▶ [PROBLEM TO SOLVE]: Single out the lines of the material that contain "chroma" and copy them.

Dataset rows about figures:
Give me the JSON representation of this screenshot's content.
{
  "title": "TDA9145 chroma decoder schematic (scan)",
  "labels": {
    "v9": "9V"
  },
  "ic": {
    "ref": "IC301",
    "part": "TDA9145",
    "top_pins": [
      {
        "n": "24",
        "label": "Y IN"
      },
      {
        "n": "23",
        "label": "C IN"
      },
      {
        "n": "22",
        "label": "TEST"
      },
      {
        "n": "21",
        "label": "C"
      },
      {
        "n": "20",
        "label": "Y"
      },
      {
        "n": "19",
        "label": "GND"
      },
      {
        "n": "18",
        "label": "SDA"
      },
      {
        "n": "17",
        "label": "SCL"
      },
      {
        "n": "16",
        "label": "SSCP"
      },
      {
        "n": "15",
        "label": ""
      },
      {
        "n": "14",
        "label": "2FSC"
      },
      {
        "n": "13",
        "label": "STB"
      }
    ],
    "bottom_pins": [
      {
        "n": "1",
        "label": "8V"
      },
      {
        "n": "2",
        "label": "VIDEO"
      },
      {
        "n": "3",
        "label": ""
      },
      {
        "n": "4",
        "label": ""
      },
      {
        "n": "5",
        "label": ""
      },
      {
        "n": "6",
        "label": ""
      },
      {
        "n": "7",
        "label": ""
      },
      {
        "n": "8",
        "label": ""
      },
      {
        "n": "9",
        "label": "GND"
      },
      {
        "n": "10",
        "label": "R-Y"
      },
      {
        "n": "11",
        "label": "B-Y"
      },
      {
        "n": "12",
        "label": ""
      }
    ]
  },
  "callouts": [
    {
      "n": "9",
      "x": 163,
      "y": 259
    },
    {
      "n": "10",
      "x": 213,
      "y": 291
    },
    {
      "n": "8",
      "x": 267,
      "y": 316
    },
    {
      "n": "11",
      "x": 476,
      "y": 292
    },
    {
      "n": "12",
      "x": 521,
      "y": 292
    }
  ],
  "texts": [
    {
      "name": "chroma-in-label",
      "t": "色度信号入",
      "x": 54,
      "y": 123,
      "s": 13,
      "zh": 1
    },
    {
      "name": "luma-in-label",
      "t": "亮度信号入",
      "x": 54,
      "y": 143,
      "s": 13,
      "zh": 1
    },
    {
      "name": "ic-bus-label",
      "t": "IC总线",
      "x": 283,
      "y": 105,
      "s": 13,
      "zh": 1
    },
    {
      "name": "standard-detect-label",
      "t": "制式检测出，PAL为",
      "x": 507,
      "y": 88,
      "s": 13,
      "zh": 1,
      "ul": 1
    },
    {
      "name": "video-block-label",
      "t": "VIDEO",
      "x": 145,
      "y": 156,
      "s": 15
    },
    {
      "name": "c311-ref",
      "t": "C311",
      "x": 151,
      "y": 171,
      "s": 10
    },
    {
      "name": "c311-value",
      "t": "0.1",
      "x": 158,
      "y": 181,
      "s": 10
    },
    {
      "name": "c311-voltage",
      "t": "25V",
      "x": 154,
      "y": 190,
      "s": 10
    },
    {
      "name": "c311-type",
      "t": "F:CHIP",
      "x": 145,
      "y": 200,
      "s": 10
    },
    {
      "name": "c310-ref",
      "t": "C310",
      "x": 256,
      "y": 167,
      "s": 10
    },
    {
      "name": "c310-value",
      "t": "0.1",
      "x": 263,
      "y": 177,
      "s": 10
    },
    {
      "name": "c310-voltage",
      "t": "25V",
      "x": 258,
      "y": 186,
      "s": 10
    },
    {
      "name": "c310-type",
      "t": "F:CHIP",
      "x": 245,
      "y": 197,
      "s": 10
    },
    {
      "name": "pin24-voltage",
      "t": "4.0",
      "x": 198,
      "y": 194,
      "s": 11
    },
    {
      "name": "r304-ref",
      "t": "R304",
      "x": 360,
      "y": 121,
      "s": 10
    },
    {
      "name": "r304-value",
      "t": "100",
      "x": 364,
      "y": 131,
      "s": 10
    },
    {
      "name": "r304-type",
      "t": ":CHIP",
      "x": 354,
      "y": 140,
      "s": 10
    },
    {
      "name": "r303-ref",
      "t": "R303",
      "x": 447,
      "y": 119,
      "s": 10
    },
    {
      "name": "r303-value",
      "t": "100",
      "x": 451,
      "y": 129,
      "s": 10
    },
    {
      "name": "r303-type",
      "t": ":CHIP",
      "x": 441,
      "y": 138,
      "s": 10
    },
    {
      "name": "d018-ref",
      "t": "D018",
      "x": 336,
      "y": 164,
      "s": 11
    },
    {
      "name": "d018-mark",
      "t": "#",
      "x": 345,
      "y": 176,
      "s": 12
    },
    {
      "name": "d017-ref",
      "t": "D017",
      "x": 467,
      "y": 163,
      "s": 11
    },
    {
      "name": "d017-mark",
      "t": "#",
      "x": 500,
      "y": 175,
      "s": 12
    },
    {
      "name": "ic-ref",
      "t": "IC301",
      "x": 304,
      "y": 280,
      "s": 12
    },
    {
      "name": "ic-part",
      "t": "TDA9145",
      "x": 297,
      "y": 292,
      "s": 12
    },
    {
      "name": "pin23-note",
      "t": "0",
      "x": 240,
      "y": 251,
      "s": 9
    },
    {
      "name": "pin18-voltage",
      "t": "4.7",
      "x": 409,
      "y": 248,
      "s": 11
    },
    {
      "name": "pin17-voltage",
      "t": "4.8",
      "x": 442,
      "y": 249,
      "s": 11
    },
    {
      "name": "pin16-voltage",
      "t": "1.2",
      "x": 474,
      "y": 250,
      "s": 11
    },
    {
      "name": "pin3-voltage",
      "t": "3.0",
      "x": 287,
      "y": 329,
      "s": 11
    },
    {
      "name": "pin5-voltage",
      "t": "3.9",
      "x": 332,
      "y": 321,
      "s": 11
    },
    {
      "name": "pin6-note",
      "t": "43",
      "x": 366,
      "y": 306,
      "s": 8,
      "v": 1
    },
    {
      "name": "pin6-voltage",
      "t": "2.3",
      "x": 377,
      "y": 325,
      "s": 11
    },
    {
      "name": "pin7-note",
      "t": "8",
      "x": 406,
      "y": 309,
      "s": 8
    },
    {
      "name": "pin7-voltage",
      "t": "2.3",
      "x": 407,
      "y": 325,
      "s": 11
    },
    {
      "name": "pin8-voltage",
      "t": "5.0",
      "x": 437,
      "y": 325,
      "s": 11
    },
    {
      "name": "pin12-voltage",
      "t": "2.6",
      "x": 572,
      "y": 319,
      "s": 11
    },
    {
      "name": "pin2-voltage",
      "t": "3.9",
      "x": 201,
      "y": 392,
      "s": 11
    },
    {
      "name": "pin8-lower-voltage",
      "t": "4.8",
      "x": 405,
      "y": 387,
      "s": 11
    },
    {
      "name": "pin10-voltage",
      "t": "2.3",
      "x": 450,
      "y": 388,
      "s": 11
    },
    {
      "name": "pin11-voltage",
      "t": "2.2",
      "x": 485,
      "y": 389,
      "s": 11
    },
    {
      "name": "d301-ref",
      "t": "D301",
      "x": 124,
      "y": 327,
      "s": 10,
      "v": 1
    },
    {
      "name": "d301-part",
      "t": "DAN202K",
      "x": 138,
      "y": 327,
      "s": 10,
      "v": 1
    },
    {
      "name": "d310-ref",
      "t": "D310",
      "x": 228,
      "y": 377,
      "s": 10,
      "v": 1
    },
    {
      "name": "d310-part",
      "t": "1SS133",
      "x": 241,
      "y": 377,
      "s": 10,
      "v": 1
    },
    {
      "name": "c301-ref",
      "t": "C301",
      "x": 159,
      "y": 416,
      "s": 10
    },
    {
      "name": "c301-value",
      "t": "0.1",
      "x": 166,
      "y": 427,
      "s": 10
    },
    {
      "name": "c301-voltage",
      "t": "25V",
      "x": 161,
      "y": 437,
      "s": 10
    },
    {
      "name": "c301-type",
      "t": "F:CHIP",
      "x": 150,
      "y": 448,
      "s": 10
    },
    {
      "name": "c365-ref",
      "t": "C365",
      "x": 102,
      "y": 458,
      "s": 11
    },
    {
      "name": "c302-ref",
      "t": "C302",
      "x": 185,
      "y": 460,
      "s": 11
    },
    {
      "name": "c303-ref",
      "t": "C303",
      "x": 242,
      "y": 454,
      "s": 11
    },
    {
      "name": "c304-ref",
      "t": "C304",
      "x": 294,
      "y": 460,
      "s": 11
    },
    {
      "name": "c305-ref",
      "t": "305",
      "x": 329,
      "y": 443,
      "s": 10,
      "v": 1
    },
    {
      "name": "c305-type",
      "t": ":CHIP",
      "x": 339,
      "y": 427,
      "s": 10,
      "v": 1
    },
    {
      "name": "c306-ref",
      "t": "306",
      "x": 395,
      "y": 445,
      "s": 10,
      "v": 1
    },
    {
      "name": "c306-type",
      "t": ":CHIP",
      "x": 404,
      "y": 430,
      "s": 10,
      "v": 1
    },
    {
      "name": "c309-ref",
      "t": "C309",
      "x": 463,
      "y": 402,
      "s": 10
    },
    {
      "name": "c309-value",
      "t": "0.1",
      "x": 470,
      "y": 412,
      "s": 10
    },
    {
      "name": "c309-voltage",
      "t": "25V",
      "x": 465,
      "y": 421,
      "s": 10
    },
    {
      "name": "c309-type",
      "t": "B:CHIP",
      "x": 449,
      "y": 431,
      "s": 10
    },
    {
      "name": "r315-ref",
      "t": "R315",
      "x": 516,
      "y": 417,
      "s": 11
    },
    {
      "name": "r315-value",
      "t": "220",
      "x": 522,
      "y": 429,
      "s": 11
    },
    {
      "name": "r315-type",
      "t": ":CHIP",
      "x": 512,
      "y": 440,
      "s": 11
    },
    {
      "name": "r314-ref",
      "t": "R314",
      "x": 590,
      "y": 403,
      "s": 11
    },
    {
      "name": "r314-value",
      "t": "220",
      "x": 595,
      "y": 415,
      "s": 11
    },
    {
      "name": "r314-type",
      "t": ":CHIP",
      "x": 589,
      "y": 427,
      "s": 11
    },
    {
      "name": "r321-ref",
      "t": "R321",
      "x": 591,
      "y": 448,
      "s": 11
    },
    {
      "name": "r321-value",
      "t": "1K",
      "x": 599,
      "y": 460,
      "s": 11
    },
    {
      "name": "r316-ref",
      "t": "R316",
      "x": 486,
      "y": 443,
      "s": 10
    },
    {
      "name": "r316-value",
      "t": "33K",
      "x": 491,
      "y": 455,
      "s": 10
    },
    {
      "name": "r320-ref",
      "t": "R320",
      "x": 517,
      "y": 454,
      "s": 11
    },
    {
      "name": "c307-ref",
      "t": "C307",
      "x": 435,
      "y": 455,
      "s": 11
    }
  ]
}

▶ [SOLUTION TO THIS EXERCISE]:
  "title": "TDA9145 chroma decoder schematic (scan)",
      "name": "chroma-in-label",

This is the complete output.